Stated problem
Transcribe every entry word for word. Skip the pictures.
══════════
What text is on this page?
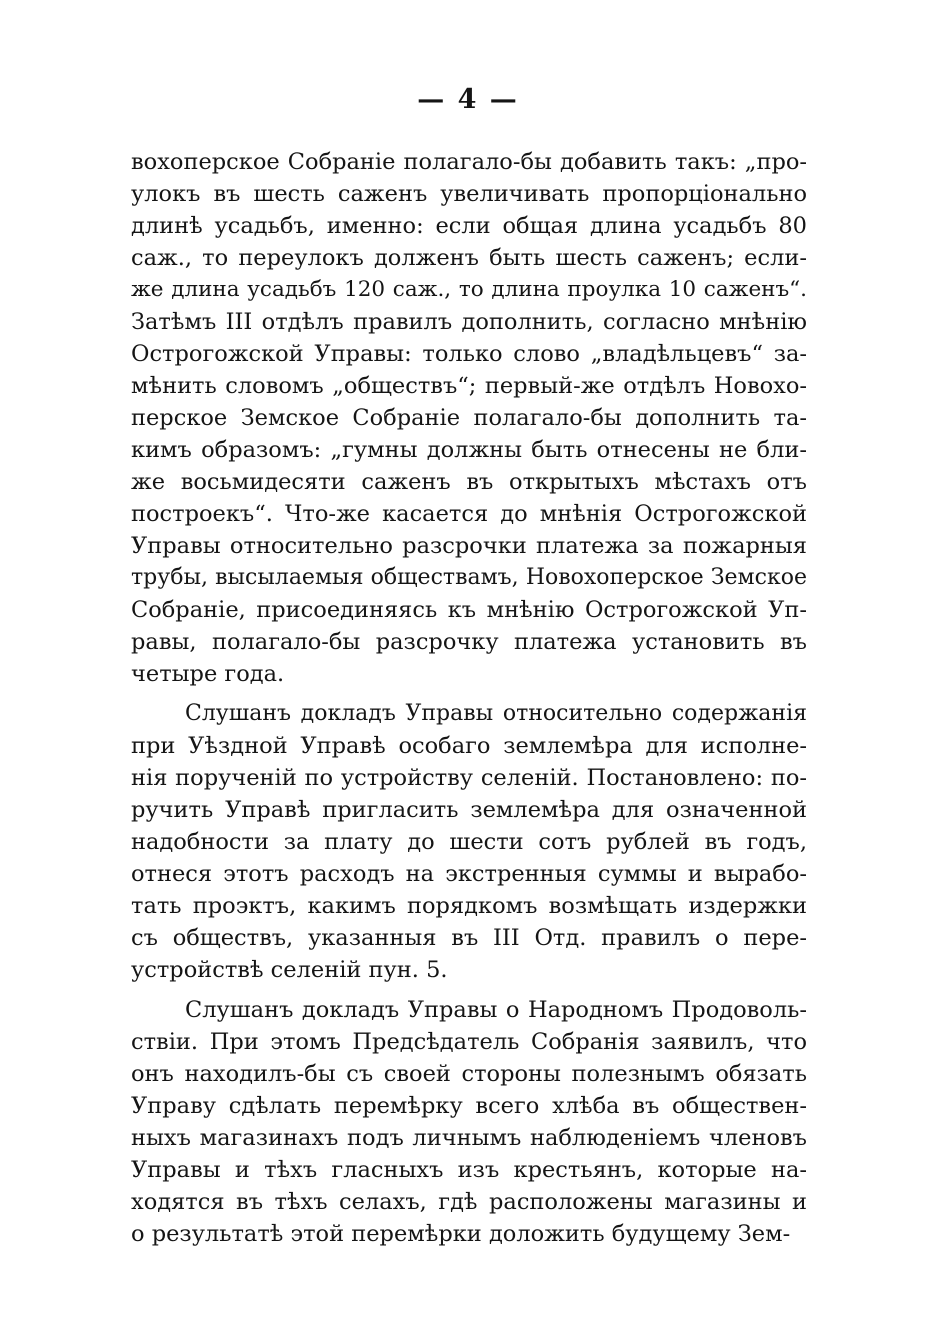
— 4 —
вохоперское Собраніе полагало-бы добавить такъ: „про-
улокъ въ шесть саженъ увеличивать пропорціонально
длинѣ усадьбъ, именно: если общая длина усадьбъ 80
саж., то переулокъ долженъ быть шесть саженъ; если-
же длина усадьбъ 120 саж., то длина проулка 10 саженъ“.
Затѣмъ III отдѣлъ правилъ дополнить, согласно мнѣнію
Острогожской Управы: только слово „владѣльцевъ“ за-
мѣнить словомъ „обществъ“; первый-же отдѣлъ Новохо-
перское Земское Собраніе полагало-бы дополнить та-
кимъ образомъ: „гумны должны быть отнесены не бли-
же восьмидесяти саженъ въ открытыхъ мѣстахъ отъ
построекъ“. Что-же касается до мнѣнія Острогожской
Управы относительно разсрочки платежа за пожарныя
трубы, высылаемыя обществамъ, Новохоперское Земское
Собраніе, присоединяясь къ мнѣнію Острогожской Уп-
равы, полагало-бы разсрочку платежа установить въ
четыре года.
Слушанъ докладъ Управы относительно содержанія
при Уѣздной Управѣ особаго землемѣра для исполне-
нія порученій по устройству селеній. Постановлено: по-
ручить Управѣ пригласить землемѣра для означенной
надобности за плату до шести сотъ рублей въ годъ,
отнеся этотъ расходъ на экстренныя суммы и вырабо-
тать проэктъ, какимъ порядкомъ возмѣщать издержки
съ обществъ, указанныя въ III Отд. правилъ о пере-
устройствѣ селеній пун. 5.
Слушанъ докладъ Управы о Народномъ Продоволь-
ствіи. При этомъ Предсѣдатель Собранія заявилъ, что
онъ находилъ-бы съ своей стороны полезнымъ обязать
Управу сдѣлать перемѣрку всего хлѣба въ обществен-
ныхъ магазинахъ подъ личнымъ наблюденіемъ членовъ
Управы и тѣхъ гласныхъ изъ крестьянъ, которые на-
ходятся въ тѣхъ селахъ, гдѣ расположены магазины и
о результатѣ этой перемѣрки доложить будущему Зем-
══════════
Result below
What text is on this page?
— 4 —
вохоперское Собраніе полагало-бы добавить такъ: „про-
улокъ въ шесть саженъ увеличивать пропорціонально
длинѣ усадьбъ, именно: если общая длина усадьбъ 80
саж., то переулокъ долженъ быть шесть саженъ; если-
же длина усадьбъ 120 саж., то длина проулка 10 саженъ“.
Затѣмъ III отдѣлъ правилъ дополнить, согласно мнѣнію
Острогожской Управы: только слово „владѣльцевъ“ за-
мѣнить словомъ „обществъ“; первый-же отдѣлъ Новохо-
перское Земское Собраніе полагало-бы дополнить та-
кимъ образомъ: „гумны должны быть отнесены не бли-
же восьмидесяти саженъ въ открытыхъ мѣстахъ отъ
построекъ“. Что-же касается до мнѣнія Острогожской
Управы относительно разсрочки платежа за пожарныя
трубы, высылаемыя обществамъ, Новохоперское Земское
Собраніе, присоединяясь къ мнѣнію Острогожской Уп-
равы, полагало-бы разсрочку платежа установить въ
четыре года.
Слушанъ докладъ Управы относительно содержанія
при Уѣздной Управѣ особаго землемѣра для исполне-
нія порученій по устройству селеній. Постановлено: по-
ручить Управѣ пригласить землемѣра для означенной
надобности за плату до шести сотъ рублей въ годъ,
отнеся этотъ расходъ на экстренныя суммы и вырабо-
тать проэктъ, какимъ порядкомъ возмѣщать издержки
съ обществъ, указанныя въ III Отд. правилъ о пере-
устройствѣ селеній пун. 5.
Слушанъ докладъ Управы о Народномъ Продоволь-
ствіи. При этомъ Предсѣдатель Собранія заявилъ, что
онъ находилъ-бы съ своей стороны полезнымъ обязать
Управу сдѣлать перемѣрку всего хлѣба въ обществен-
ныхъ магазинахъ подъ личнымъ наблюденіемъ членовъ
Управы и тѣхъ гласныхъ изъ крестьянъ, которые на-
ходятся въ тѣхъ селахъ, гдѣ расположены магазины и
о результатѣ этой перемѣрки доложить будущему Зем-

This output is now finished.